Return the count of lines that mention "field", with no other words.

Input records →
········
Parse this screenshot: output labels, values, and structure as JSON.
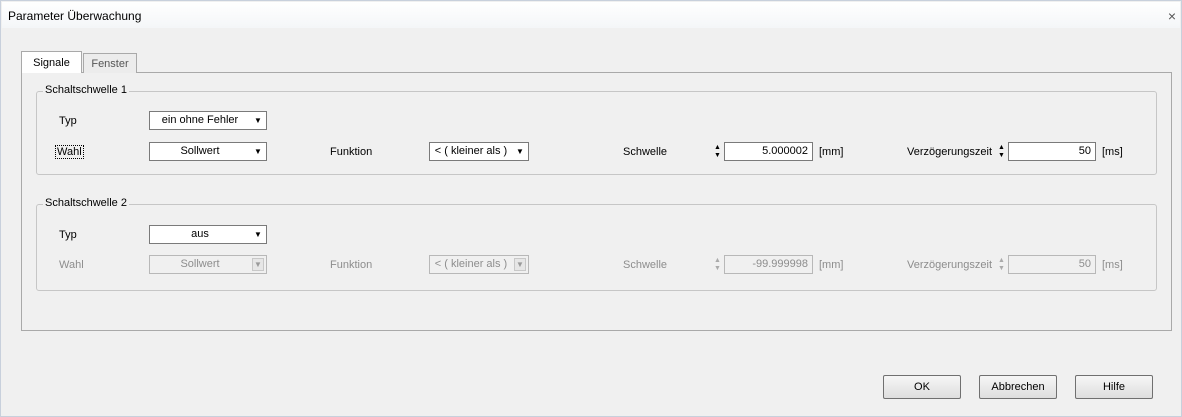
{
  "window": {
    "title": "Parameter Überwachung",
    "close_glyph": "×"
  },
  "tabs": [
    {
      "label": "Signale",
      "active": true
    },
    {
      "label": "Fenster",
      "active": false
    }
  ],
  "groups": [
    {
      "legend": "Schaltschwelle 1",
      "enabled": true,
      "typ_label": "Typ",
      "typ_value": "ein ohne Fehler",
      "wahl_label": "Wahl",
      "wahl_value": "Sollwert",
      "funktion_label": "Funktion",
      "funktion_value": "< ( kleiner als )",
      "schwelle_label": "Schwelle",
      "schwelle_value": "5.000002",
      "schwelle_unit": "[mm]",
      "verz_label": "Verzögerungszeit",
      "verz_value": "50",
      "verz_unit": "[ms]"
    },
    {
      "legend": "Schaltschwelle 2",
      "enabled": false,
      "typ_label": "Typ",
      "typ_value": "aus",
      "wahl_label": "Wahl",
      "wahl_value": "Sollwert",
      "funktion_label": "Funktion",
      "funktion_value": "< ( kleiner als )",
      "schwelle_label": "Schwelle",
      "schwelle_value": "-99.999998",
      "schwelle_unit": "[mm]",
      "verz_label": "Verzögerungszeit",
      "verz_value": "50",
      "verz_unit": "[ms]"
    }
  ],
  "buttons": {
    "ok": "OK",
    "abbrechen": "Abbrechen",
    "hilfe": "Hilfe"
  },
  "icons": {
    "dropdown": "triangle-down",
    "spinner": "up-down-arrows"
  }
}
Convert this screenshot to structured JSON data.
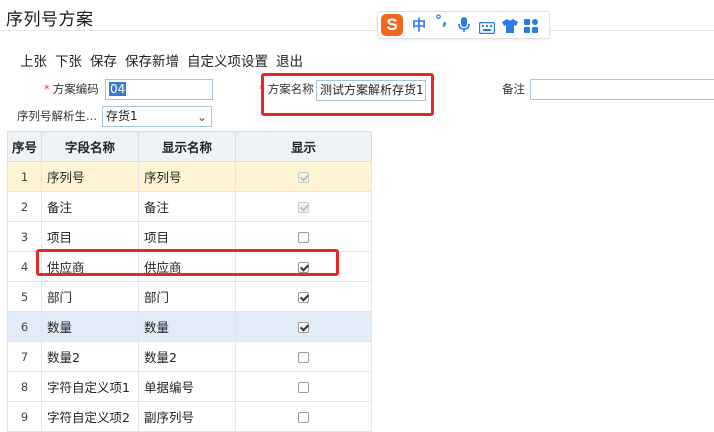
{
  "page": {
    "title": "序列号方案"
  },
  "ime": {
    "logo": "S",
    "mode": "中",
    "punct": "°,"
  },
  "toolbar": {
    "buttons": [
      "上张",
      "下张",
      "保存",
      "保存新增",
      "自定义项设置",
      "退出"
    ]
  },
  "form": {
    "scheme_code": {
      "label": "方案编码",
      "required": true,
      "value": "04"
    },
    "scheme_name": {
      "label": "方案名称",
      "required": true,
      "value": "测试方案解析存货1"
    },
    "remark": {
      "label": "备注",
      "value": ""
    },
    "parser": {
      "label": "序列号解析生...",
      "value": "存货1"
    }
  },
  "grid": {
    "headers": [
      "序号",
      "字段名称",
      "显示名称",
      "显示"
    ],
    "rows": [
      {
        "no": "1",
        "field": "序列号",
        "display": "序列号",
        "checked": true,
        "disabled": true
      },
      {
        "no": "2",
        "field": "备注",
        "display": "备注",
        "checked": true,
        "disabled": true
      },
      {
        "no": "3",
        "field": "项目",
        "display": "项目",
        "checked": false,
        "disabled": false
      },
      {
        "no": "4",
        "field": "供应商",
        "display": "供应商",
        "checked": true,
        "disabled": false
      },
      {
        "no": "5",
        "field": "部门",
        "display": "部门",
        "checked": true,
        "disabled": false
      },
      {
        "no": "6",
        "field": "数量",
        "display": "数量",
        "checked": true,
        "disabled": false
      },
      {
        "no": "7",
        "field": "数量2",
        "display": "数量2",
        "checked": false,
        "disabled": false
      },
      {
        "no": "8",
        "field": "字符自定义项1",
        "display": "单据编号",
        "checked": false,
        "disabled": false
      },
      {
        "no": "9",
        "field": "字符自定义项2",
        "display": "副序列号",
        "checked": false,
        "disabled": false
      }
    ]
  },
  "colors": {
    "highlight_box": "#e5262a",
    "row_selected": "#fff5d4",
    "row_hover": "#e1ecf8",
    "ime_brand": "#f2671d",
    "ime_blue": "#2b7ce9"
  }
}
········
The result → 9